:: LISTING
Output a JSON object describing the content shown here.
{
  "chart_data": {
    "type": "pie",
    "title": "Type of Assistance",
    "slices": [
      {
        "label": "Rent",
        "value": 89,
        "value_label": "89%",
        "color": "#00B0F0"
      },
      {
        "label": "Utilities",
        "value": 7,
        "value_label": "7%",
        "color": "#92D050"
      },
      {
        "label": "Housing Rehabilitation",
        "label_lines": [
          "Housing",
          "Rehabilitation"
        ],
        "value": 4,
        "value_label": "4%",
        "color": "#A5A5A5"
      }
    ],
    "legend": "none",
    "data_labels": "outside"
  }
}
::::
- _PROMPT_
Going through the records above, state how many lines carry "Housing", with no other text.

- _RESPONSE_
2